[Dataset items]
┄┄┄┄┄┄┄┄┄┄┄┄┄┄┄┄┄┄┄┄
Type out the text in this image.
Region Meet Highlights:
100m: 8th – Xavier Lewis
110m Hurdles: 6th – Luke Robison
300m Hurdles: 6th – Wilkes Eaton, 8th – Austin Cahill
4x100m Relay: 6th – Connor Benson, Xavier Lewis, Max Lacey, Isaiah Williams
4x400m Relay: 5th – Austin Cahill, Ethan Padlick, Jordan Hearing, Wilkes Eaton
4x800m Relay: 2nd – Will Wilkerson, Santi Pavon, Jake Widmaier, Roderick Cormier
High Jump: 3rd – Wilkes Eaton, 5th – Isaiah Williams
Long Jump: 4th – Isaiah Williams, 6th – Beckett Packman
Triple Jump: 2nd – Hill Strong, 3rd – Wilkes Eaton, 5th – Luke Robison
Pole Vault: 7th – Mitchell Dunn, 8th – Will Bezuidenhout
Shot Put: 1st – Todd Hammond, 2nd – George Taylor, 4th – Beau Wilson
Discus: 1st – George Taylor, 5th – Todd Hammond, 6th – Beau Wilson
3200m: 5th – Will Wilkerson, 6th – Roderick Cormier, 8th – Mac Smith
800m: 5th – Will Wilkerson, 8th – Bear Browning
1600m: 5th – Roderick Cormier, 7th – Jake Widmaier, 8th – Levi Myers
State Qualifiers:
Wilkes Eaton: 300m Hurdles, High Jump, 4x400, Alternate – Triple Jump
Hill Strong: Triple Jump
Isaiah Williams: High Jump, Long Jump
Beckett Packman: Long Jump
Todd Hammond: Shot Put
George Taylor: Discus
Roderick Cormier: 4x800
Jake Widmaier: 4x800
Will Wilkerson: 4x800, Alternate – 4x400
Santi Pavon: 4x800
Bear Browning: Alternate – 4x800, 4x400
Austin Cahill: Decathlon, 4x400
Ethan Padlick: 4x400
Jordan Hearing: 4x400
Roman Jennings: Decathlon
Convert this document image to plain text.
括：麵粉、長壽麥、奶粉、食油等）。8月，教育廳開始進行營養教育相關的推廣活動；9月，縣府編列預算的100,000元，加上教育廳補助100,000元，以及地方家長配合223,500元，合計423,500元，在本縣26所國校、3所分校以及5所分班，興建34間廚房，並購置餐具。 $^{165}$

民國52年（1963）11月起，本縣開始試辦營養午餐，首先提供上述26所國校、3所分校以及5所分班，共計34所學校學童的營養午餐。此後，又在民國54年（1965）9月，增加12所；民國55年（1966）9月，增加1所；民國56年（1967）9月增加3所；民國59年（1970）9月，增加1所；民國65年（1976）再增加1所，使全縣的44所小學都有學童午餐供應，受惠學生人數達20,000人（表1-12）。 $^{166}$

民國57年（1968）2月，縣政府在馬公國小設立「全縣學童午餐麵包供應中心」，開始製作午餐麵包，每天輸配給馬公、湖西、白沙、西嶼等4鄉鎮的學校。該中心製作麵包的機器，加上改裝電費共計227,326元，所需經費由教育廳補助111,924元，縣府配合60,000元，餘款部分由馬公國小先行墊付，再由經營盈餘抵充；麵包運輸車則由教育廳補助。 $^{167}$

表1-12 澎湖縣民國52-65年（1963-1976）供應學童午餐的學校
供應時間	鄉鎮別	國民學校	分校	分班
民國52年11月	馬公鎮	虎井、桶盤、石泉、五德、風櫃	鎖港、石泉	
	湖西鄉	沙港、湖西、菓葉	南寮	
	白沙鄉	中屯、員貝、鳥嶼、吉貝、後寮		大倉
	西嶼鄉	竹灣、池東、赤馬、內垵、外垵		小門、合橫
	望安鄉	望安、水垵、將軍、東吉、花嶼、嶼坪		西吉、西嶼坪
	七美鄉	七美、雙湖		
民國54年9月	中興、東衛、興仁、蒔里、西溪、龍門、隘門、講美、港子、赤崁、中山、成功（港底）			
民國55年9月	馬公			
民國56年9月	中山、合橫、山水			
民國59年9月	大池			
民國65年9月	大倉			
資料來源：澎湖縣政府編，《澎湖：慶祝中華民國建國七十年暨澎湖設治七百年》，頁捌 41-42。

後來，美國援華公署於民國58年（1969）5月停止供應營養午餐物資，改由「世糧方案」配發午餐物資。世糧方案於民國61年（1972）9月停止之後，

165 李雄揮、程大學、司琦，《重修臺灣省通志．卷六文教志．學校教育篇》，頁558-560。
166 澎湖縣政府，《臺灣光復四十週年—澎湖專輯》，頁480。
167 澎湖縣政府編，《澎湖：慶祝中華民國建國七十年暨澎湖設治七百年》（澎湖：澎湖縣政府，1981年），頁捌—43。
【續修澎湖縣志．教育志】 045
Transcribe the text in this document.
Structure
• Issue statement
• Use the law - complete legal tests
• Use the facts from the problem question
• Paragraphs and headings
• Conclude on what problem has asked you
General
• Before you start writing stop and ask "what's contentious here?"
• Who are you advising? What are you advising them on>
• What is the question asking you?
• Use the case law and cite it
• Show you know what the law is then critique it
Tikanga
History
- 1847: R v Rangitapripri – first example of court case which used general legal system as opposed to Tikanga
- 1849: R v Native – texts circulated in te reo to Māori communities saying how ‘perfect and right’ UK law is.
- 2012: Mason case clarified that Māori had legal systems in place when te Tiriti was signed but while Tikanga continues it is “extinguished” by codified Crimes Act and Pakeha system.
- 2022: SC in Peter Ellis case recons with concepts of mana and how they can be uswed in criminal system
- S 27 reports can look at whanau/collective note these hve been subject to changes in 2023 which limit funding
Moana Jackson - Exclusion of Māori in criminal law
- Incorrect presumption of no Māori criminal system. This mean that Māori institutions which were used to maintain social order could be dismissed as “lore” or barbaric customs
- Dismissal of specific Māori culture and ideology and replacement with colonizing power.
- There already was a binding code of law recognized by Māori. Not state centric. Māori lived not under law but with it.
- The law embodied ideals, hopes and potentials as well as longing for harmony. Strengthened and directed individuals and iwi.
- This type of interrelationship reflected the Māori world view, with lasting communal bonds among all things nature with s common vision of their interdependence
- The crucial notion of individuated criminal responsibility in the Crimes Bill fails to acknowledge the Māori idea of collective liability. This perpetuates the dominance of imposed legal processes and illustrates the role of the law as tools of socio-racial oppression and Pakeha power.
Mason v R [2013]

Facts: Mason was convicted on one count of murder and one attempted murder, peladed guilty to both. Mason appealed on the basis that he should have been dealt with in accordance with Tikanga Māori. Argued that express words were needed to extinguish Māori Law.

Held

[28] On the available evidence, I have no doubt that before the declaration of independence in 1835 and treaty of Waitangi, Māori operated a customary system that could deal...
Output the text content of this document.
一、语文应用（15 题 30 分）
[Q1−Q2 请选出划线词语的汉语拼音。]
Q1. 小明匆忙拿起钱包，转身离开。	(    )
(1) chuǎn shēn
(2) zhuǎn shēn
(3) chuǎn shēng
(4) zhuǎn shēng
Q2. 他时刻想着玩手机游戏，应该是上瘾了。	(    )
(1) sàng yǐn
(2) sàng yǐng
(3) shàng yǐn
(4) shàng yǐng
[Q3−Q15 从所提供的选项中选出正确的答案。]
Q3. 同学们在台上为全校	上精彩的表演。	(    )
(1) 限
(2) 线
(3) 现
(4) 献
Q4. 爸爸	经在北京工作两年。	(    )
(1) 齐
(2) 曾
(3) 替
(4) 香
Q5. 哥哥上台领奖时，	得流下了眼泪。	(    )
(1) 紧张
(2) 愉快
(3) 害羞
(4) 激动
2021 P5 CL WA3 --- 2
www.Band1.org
┄┄┄┄┄┄┄┄┄┄┄┄┄┄┄┄┄┄┄┄
Give every line of the material again, exactly as it reads.

Type out the text in this image.
Region Meet Highlights:
100m: 8th – Xavier Lewis
110m Hurdles: 6th – Luke Robison
300m Hurdles: 6th – Wilkes Eaton, 8th – Austin Cahill
4x100m Relay: 6th – Connor Benson, Xavier Lewis, Max Lacey, Isaiah Williams
4x400m Relay: 5th – Austin Cahill, Ethan Padlick, Jordan Hearing, Wilkes Eaton
4x800m Relay: 2nd – Will Wilkerson, Santi Pavon, Jake Widmaier, Roderick Cormier
High Jump: 3rd – Wilkes Eaton, 5th – Isaiah Williams
Long Jump: 4th – Isaiah Williams, 6th – Beckett Packman
Triple Jump: 2nd – Hill Strong, 3rd – Wilkes Eaton, 5th – Luke Robison
Pole Vault: 7th – Mitchell Dunn, 8th – Will Bezuidenhout
Shot Put: 1st – Todd Hammond, 2nd – George Taylor, 4th – Beau Wilson
Discus: 1st – George Taylor, 5th – Todd Hammond, 6th – Beau Wilson
3200m: 5th – Will Wilkerson, 6th – Roderick Cormier, 8th – Mac Smith
800m: 5th – Will Wilkerson, 8th – Bear Browning
1600m: 5th – Roderick Cormier, 7th – Jake Widmaier, 8th – Levi Myers
State Qualifiers:
Wilkes Eaton: 300m Hurdles, High Jump, 4x400, Alternate – Triple Jump
Hill Strong: Triple Jump
Isaiah Williams: High Jump, Long Jump
Beckett Packman: Long Jump
Todd Hammond: Shot Put
George Taylor: Discus
Roderick Cormier: 4x800
Jake Widmaier: 4x800
Will Wilkerson: 4x800, Alternate – 4x400
Santi Pavon: 4x800
Bear Browning: Alternate – 4x800, 4x400
Austin Cahill: Decathlon, 4x400
Ethan Padlick: 4x400
Jordan Hearing: 4x400
Roman Jennings: Decathlon
Convert this document image to plain text.
括：麵粉、長壽麥、奶粉、食油等）。8月，教育廳開始進行營養教育相關的推廣活動；9月，縣府編列預算的100,000元，加上教育廳補助100,000元，以及地方家長配合223,500元，合計423,500元，在本縣26所國校、3所分校以及5所分班，興建34間廚房，並購置餐具。 $^{165}$

民國52年（1963）11月起，本縣開始試辦營養午餐，首先提供上述26所國校、3所分校以及5所分班，共計34所學校學童的營養午餐。此後，又在民國54年（1965）9月，增加12所；民國55年（1966）9月，增加1所；民國56年（1967）9月增加3所；民國59年（1970）9月，增加1所；民國65年（1976）再增加1所，使全縣的44所小學都有學童午餐供應，受惠學生人數達20,000人（表1-12）。 $^{166}$

民國57年（1968）2月，縣政府在馬公國小設立「全縣學童午餐麵包供應中心」，開始製作午餐麵包，每天輸配給馬公、湖西、白沙、西嶼等4鄉鎮的學校。該中心製作麵包的機器，加上改裝電費共計227,326元，所需經費由教育廳補助111,924元，縣府配合60,000元，餘款部分由馬公國小先行墊付，再由經營盈餘抵充；麵包運輸車則由教育廳補助。 $^{167}$

表1-12 澎湖縣民國52-65年（1963-1976）供應學童午餐的學校
供應時間	鄉鎮別	國民學校	分校	分班
民國52年11月	馬公鎮	虎井、桶盤、石泉、五德、風櫃	鎖港、石泉	
	湖西鄉	沙港、湖西、菓葉	南寮	
	白沙鄉	中屯、員貝、鳥嶼、吉貝、後寮		大倉
	西嶼鄉	竹灣、池東、赤馬、內垵、外垵		小門、合橫
	望安鄉	望安、水垵、將軍、東吉、花嶼、嶼坪		西吉、西嶼坪
	七美鄉	七美、雙湖		
民國54年9月	中興、東衛、興仁、蒔里、西溪、龍門、隘門、講美、港子、赤崁、中山、成功（港底）			
民國55年9月	馬公			
民國56年9月	中山、合橫、山水			
民國59年9月	大池			
民國65年9月	大倉			
資料來源：澎湖縣政府編，《澎湖：慶祝中華民國建國七十年暨澎湖設治七百年》，頁捌 41-42。

後來，美國援華公署於民國58年（1969）5月停止供應營養午餐物資，改由「世糧方案」配發午餐物資。世糧方案於民國61年（1972）9月停止之後，

165 李雄揮、程大學、司琦，《重修臺灣省通志．卷六文教志．學校教育篇》，頁558-560。
166 澎湖縣政府，《臺灣光復四十週年—澎湖專輯》，頁480。
167 澎湖縣政府編，《澎湖：慶祝中華民國建國七十年暨澎湖設治七百年》（澎湖：澎湖縣政府，1981年），頁捌—43。
【續修澎湖縣志．教育志】 045
Transcribe the text in this document.
Structure
• Issue statement
• Use the law - complete legal tests
• Use the facts from the problem question
• Paragraphs and headings
• Conclude on what problem has asked you
General
• Before you start writing stop and ask "what's contentious here?"
• Who are you advising? What are you advising them on>
• What is the question asking you?
• Use the case law and cite it
• Show you know what the law is then critique it
Tikanga
History
- 1847: R v Rangitapripri – first example of court case which used general legal system as opposed to Tikanga
- 1849: R v Native – texts circulated in te reo to Māori communities saying how ‘perfect and right’ UK law is.
- 2012: Mason case clarified that Māori had legal systems in place when te Tiriti was signed but while Tikanga continues it is “extinguished” by codified Crimes Act and Pakeha system.
- 2022: SC in Peter Ellis case recons with concepts of mana and how they can be uswed in criminal system
- S 27 reports can look at whanau/collective note these hve been subject to changes in 2023 which limit funding
Moana Jackson - Exclusion of Māori in criminal law
- Incorrect presumption of no Māori criminal system. This mean that Māori institutions which were used to maintain social order could be dismissed as “lore” or barbaric customs
- Dismissal of specific Māori culture and ideology and replacement with colonizing power.
- There already was a binding code of law recognized by Māori. Not state centric. Māori lived not under law but with it.
- The law embodied ideals, hopes and potentials as well as longing for harmony. Strengthened and directed individuals and iwi.
- This type of interrelationship reflected the Māori world view, with lasting communal bonds among all things nature with s common vision of their interdependence
- The crucial notion of individuated criminal responsibility in the Crimes Bill fails to acknowledge the Māori idea of collective liability. This perpetuates the dominance of imposed legal processes and illustrates the role of the law as tools of socio-racial oppression and Pakeha power.
Mason v R [2013]

Facts: Mason was convicted on one count of murder and one attempted murder, peladed guilty to both. Mason appealed on the basis that he should have been dealt with in accordance with Tikanga Māori. Argued that express words were needed to extinguish Māori Law.

Held

[28] On the available evidence, I have no doubt that before the declaration of independence in 1835 and treaty of Waitangi, Māori operated a customary system that could deal...
Output the text content of this document.
一、语文应用（15 题 30 分）
[Q1−Q2 请选出划线词语的汉语拼音。]
Q1. 小明匆忙拿起钱包，转身离开。	(    )
(1) chuǎn shēn
(2) zhuǎn shēn
(3) chuǎn shēng
(4) zhuǎn shēng
Q2. 他时刻想着玩手机游戏，应该是上瘾了。	(    )
(1) sàng yǐn
(2) sàng yǐng
(3) shàng yǐn
(4) shàng yǐng
[Q3−Q15 从所提供的选项中选出正确的答案。]
Q3. 同学们在台上为全校	上精彩的表演。	(    )
(1) 限
(2) 线
(3) 现
(4) 献
Q4. 爸爸	经在北京工作两年。	(    )
(1) 齐
(2) 曾
(3) 替
(4) 香
Q5. 哥哥上台领奖时，	得流下了眼泪。	(    )
(1) 紧张
(2) 愉快
(3) 害羞
(4) 激动
2021 P5 CL WA3 --- 2
www.Band1.org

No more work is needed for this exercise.